TASK DESCRIPTION: Look through the material below and give the number of lines holding "gear", with no other words.

MATERIAL PROVIDED:
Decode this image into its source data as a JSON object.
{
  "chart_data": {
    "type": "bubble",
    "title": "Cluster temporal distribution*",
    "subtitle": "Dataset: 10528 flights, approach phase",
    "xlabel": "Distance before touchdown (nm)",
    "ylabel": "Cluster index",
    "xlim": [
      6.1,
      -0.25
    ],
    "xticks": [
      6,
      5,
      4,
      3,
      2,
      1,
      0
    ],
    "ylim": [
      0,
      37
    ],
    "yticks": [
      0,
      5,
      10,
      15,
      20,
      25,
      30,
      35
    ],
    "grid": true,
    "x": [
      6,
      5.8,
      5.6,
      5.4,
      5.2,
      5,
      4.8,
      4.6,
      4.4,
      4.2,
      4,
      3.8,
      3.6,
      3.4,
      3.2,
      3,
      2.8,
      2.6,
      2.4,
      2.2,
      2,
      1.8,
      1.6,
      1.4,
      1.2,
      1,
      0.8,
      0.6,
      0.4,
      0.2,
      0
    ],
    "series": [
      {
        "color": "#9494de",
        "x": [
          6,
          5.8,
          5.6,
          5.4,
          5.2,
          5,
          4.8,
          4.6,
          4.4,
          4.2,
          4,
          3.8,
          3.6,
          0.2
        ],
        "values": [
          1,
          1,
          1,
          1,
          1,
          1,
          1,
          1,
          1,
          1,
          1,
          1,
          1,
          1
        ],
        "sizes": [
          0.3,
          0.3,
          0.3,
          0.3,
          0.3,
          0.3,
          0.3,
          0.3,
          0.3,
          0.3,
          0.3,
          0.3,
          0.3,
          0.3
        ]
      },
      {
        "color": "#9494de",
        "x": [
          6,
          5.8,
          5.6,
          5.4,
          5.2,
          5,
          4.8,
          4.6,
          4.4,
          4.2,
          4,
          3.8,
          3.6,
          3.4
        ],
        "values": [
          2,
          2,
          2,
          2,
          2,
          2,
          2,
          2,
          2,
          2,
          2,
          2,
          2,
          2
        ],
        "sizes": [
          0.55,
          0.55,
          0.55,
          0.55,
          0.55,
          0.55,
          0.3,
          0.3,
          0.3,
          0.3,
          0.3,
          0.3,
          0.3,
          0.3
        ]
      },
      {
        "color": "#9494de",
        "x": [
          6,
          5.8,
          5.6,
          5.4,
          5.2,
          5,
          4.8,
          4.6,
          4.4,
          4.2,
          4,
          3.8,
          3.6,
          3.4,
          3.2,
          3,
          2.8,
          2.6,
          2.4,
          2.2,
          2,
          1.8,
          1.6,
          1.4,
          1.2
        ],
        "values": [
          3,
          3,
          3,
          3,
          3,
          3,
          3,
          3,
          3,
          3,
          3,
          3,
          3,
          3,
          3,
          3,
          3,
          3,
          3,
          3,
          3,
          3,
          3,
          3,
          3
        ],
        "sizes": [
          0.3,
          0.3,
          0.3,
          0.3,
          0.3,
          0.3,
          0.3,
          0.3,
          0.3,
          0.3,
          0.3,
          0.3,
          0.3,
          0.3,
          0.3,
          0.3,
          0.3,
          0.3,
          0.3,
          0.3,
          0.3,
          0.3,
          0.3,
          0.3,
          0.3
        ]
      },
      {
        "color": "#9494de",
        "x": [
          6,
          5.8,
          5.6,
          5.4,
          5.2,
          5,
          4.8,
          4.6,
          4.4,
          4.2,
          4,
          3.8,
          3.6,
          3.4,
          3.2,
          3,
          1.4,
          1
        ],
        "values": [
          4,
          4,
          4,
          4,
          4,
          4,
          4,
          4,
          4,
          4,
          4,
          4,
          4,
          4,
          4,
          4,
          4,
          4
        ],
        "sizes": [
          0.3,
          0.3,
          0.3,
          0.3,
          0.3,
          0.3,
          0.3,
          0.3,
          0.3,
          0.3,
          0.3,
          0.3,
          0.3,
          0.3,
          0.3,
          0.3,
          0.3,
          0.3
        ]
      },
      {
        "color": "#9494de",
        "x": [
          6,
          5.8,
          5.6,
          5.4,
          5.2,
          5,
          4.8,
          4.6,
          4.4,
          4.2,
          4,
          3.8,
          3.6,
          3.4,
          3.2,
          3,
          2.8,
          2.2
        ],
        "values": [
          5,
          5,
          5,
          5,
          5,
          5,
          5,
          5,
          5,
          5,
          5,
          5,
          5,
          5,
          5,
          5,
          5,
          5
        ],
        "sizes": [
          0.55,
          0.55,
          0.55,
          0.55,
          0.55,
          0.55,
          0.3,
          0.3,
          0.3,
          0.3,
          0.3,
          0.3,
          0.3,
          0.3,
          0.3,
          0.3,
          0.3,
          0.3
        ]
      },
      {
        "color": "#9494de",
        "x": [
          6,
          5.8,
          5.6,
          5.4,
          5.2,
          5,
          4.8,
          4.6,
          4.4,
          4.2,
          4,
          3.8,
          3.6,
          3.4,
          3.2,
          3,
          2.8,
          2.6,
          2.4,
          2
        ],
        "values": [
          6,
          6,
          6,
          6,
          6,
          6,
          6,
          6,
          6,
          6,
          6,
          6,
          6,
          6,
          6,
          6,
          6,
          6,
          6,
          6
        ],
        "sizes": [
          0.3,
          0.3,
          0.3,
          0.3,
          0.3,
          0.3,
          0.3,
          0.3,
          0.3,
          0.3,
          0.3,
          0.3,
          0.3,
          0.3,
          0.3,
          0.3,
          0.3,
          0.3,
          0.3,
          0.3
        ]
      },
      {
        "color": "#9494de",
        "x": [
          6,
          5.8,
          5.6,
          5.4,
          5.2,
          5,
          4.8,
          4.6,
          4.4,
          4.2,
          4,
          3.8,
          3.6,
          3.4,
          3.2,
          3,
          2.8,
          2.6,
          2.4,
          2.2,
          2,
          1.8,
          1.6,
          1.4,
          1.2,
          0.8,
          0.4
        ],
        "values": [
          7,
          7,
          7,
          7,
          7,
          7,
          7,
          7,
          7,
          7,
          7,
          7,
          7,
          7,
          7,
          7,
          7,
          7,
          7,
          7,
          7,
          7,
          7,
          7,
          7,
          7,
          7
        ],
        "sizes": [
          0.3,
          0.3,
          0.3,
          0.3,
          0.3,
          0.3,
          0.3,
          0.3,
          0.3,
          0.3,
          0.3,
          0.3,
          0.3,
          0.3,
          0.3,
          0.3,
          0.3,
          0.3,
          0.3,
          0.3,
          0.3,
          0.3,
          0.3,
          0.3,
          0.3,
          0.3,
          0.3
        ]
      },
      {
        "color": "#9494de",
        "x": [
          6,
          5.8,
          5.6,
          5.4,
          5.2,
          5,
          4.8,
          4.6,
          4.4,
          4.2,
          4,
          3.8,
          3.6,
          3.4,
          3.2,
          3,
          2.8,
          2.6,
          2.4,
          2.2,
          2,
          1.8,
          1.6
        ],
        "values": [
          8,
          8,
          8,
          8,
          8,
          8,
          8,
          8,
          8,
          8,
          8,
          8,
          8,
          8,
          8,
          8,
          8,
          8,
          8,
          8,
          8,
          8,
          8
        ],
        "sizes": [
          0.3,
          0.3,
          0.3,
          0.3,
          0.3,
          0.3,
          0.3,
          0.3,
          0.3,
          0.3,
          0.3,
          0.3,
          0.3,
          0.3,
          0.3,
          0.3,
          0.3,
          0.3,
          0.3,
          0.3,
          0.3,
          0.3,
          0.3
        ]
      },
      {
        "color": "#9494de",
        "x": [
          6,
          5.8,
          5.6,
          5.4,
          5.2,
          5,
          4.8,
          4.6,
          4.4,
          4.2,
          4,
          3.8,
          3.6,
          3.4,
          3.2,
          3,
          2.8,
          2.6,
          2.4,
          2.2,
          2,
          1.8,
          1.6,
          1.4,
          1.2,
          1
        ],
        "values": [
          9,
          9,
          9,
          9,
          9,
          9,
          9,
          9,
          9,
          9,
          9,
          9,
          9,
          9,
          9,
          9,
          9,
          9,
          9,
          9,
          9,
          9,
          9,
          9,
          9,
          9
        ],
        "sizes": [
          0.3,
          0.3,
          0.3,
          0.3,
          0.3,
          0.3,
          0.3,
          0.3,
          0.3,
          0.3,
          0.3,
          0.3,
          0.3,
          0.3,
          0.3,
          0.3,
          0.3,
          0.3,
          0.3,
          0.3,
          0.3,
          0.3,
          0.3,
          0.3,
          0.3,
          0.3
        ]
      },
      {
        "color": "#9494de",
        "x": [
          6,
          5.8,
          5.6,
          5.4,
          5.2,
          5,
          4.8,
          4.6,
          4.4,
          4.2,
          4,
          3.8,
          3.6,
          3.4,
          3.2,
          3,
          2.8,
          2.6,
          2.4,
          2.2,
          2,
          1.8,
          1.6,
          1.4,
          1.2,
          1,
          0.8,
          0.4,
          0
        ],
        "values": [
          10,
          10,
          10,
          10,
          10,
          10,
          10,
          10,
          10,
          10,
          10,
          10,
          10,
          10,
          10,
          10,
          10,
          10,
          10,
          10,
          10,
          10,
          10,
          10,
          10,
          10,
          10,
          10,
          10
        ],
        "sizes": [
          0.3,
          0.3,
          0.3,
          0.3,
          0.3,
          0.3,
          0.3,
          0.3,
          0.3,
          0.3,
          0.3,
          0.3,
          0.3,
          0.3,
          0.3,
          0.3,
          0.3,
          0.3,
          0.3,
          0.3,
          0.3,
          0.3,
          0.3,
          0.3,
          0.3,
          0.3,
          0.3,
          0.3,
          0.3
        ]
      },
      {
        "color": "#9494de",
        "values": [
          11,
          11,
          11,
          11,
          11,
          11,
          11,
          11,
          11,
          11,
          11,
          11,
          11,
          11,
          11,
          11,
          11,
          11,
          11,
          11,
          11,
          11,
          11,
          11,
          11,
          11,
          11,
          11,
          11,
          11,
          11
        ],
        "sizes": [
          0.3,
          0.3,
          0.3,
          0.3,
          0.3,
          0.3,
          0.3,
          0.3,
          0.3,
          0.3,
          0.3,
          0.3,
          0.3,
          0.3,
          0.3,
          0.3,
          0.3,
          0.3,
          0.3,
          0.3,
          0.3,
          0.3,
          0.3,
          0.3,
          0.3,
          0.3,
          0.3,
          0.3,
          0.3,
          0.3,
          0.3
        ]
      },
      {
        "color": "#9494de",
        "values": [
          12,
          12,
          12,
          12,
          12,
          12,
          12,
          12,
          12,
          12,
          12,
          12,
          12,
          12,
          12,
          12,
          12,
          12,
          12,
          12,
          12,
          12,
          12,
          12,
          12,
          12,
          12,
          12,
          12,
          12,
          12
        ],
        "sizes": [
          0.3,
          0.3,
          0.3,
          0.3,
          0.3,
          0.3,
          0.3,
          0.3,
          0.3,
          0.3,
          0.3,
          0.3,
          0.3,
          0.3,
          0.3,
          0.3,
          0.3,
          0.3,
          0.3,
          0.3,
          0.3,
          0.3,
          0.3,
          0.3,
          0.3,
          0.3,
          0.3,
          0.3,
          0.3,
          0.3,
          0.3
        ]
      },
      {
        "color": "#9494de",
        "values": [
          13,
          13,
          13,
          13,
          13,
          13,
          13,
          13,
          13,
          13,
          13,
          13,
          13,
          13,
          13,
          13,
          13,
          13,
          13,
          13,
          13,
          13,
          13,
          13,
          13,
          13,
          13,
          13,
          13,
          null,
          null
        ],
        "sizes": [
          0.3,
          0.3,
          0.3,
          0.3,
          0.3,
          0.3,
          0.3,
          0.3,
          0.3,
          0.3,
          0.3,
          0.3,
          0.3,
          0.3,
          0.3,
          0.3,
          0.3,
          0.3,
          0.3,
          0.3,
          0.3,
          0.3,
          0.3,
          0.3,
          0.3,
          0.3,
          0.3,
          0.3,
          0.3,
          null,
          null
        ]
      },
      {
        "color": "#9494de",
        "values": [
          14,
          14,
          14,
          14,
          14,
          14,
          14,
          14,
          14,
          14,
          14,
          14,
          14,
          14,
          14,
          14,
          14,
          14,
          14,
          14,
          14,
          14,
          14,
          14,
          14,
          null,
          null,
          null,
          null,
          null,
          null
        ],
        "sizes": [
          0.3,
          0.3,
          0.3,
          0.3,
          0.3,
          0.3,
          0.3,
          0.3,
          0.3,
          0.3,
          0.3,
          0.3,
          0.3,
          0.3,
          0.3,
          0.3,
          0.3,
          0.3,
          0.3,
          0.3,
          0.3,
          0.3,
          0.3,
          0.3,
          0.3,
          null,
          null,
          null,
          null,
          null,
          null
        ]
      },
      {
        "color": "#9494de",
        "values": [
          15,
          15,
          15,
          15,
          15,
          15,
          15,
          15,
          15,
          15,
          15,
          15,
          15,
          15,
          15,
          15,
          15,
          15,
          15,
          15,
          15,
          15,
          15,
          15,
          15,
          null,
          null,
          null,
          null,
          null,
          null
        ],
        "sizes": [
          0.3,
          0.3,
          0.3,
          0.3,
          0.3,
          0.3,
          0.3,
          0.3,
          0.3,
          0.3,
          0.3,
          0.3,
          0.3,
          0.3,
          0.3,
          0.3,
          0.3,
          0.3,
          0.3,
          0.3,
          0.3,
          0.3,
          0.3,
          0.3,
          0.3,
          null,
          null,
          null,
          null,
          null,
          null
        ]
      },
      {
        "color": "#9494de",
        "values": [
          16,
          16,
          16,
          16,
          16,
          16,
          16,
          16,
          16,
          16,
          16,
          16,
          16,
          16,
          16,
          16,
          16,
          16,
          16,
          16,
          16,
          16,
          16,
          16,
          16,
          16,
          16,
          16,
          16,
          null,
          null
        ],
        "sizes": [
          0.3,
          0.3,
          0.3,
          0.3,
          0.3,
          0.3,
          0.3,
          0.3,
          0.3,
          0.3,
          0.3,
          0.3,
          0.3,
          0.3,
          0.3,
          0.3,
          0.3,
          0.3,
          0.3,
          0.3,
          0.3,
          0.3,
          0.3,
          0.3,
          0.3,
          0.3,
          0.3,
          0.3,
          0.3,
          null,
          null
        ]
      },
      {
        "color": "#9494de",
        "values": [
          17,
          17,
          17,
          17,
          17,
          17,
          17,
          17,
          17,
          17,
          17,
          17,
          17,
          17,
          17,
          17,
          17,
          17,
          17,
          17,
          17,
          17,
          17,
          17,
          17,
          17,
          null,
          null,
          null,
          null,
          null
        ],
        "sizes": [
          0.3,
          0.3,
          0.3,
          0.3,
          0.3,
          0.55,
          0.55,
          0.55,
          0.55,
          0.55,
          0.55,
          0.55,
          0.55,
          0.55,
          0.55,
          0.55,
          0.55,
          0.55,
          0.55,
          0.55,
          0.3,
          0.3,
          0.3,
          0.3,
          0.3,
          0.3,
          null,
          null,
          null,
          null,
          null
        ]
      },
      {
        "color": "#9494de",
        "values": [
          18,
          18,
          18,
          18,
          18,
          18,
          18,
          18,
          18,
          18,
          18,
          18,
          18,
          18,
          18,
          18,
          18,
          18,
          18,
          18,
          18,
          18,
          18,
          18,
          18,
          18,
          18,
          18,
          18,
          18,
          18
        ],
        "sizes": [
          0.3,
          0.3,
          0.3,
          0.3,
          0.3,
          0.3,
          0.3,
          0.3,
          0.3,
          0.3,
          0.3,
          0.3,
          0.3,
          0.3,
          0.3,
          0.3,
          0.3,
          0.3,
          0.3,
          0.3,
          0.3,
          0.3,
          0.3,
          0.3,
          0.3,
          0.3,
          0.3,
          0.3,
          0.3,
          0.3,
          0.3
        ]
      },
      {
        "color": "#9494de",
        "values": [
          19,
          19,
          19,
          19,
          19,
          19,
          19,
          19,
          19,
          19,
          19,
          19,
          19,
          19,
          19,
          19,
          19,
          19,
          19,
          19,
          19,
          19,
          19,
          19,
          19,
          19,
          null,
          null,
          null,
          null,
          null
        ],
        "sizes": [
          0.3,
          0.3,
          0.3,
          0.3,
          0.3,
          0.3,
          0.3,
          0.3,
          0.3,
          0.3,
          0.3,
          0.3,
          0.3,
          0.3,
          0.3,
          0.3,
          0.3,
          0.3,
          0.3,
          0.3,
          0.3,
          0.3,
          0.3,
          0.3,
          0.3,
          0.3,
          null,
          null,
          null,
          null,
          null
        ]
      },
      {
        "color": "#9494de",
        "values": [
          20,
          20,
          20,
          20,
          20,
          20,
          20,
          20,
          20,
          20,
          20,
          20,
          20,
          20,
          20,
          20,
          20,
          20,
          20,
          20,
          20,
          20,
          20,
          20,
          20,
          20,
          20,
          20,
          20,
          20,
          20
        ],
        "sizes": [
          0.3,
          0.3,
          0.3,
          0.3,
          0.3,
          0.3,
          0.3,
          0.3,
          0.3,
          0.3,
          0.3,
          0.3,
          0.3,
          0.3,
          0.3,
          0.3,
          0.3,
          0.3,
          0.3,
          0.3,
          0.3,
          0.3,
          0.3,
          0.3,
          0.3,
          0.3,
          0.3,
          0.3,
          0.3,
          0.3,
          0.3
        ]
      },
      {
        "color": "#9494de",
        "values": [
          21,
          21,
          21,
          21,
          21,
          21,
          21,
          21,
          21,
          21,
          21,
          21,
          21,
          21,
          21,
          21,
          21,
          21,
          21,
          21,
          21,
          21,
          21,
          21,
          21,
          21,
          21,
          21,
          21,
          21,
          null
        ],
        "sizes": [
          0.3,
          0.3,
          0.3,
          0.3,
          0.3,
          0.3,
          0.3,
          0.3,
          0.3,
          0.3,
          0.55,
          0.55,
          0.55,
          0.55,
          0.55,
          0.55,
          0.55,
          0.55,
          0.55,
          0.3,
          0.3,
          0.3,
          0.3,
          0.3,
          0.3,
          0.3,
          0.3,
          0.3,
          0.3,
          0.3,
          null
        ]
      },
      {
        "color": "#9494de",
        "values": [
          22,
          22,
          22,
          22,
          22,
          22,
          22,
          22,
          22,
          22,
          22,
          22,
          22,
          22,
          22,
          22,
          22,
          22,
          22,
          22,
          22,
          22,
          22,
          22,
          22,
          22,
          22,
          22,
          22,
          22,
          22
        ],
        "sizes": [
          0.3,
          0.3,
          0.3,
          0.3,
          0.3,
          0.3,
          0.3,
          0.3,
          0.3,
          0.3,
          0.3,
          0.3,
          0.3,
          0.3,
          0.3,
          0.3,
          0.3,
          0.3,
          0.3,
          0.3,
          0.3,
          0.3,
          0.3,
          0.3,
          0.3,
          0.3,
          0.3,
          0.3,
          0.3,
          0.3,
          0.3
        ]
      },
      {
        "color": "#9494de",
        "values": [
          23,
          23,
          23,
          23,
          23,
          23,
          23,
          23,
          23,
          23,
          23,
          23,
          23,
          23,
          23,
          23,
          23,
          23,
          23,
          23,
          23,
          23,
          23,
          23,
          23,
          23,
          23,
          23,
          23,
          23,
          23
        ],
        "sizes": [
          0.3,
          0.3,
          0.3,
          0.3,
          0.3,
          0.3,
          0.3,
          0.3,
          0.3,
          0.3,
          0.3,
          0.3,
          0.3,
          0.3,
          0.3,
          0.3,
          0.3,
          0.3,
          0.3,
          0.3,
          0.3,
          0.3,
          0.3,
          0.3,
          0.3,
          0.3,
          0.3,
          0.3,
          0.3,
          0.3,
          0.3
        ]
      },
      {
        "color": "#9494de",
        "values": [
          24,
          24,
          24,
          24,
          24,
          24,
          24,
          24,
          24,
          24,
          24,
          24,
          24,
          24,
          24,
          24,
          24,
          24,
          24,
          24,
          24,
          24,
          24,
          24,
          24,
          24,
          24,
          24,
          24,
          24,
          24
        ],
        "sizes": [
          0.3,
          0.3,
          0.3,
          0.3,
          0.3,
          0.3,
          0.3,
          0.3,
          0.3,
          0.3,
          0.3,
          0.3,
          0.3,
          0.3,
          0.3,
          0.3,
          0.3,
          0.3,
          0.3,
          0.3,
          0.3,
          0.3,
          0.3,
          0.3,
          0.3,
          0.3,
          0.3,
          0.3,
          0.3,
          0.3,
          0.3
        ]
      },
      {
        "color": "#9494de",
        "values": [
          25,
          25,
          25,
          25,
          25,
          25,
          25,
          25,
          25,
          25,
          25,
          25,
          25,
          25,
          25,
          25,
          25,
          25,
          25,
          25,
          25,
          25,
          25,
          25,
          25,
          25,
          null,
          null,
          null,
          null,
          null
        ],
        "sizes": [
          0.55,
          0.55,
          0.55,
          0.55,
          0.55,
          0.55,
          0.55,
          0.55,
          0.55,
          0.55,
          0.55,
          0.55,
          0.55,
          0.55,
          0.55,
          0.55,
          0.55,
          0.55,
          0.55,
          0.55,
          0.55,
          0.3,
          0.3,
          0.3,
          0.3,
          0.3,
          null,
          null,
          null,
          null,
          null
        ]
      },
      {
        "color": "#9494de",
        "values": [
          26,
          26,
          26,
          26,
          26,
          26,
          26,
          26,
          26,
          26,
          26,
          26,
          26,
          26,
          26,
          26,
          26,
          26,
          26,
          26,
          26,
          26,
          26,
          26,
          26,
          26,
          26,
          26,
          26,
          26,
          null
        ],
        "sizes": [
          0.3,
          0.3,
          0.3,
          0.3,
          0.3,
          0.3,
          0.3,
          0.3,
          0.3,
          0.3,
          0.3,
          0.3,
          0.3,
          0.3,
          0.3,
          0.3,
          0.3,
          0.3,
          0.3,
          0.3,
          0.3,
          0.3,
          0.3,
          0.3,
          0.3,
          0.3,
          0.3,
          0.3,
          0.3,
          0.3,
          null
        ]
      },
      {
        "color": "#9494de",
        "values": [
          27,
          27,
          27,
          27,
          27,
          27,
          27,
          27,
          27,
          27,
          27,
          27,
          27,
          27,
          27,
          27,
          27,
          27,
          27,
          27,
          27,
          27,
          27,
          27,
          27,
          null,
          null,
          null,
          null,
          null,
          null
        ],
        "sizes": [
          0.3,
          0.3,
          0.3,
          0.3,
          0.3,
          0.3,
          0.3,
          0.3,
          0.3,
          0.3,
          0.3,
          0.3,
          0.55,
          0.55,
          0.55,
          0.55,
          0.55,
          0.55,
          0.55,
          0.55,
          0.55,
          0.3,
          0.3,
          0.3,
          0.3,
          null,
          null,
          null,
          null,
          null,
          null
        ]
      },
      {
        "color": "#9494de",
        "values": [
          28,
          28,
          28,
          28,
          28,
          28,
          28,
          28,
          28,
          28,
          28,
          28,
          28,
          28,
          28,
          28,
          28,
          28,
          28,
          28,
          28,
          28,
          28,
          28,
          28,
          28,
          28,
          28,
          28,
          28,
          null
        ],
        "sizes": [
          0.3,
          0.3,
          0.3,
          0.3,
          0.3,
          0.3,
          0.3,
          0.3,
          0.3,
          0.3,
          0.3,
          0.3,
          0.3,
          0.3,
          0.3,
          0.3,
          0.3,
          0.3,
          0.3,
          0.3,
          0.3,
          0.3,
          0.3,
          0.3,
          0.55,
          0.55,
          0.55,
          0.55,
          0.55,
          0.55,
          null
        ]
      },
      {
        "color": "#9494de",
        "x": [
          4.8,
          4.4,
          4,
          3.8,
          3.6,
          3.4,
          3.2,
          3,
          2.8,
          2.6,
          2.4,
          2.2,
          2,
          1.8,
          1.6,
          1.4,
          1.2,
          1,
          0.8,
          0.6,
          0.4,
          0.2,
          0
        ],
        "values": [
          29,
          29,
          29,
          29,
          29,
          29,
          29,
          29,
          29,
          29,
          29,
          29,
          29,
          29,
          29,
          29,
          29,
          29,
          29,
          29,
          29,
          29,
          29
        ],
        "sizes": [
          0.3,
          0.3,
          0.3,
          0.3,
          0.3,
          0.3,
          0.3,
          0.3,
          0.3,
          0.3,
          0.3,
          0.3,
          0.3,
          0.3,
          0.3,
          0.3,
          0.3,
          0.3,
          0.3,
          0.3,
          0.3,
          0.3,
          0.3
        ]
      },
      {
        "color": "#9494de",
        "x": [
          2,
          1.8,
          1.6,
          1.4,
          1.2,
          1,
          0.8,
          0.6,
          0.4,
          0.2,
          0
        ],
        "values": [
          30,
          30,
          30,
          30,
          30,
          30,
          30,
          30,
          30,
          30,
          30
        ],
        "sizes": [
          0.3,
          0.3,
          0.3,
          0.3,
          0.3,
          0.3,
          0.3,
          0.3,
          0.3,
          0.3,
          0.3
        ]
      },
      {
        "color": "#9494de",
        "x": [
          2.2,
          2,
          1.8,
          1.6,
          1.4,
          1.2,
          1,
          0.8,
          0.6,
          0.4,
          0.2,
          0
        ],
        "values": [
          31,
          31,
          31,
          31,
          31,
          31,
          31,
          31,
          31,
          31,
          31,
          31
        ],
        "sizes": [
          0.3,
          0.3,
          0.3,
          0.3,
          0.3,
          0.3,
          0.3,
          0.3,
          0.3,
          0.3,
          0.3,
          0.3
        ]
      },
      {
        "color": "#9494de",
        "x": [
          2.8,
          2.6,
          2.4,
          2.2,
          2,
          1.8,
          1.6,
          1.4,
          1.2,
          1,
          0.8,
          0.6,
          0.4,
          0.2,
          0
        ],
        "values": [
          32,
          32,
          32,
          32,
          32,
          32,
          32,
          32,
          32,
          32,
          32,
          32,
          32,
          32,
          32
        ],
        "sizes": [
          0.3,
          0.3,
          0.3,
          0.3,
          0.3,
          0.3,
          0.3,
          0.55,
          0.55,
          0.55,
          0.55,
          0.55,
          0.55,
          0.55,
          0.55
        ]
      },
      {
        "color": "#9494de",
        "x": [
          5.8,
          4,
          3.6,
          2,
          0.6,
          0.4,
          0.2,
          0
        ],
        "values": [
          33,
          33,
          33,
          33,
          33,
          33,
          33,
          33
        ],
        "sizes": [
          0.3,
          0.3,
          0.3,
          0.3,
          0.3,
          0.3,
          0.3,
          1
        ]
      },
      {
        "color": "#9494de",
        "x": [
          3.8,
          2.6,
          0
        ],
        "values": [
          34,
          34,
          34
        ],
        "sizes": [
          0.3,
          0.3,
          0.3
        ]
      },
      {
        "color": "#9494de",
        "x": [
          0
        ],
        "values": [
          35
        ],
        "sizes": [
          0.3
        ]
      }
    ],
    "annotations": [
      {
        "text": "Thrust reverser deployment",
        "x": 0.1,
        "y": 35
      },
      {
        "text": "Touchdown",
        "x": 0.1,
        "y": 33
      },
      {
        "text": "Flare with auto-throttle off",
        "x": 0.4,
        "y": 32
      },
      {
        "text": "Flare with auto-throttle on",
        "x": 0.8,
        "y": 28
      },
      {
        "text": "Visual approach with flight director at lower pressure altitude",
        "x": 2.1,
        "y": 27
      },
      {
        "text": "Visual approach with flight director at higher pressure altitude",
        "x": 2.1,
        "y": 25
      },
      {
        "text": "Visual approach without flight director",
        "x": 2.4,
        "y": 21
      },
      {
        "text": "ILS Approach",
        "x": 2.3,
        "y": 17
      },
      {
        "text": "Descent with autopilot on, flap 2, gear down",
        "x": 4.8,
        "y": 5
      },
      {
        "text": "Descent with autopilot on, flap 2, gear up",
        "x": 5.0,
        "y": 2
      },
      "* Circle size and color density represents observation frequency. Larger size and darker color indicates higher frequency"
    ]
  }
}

IN RESPONSE: 2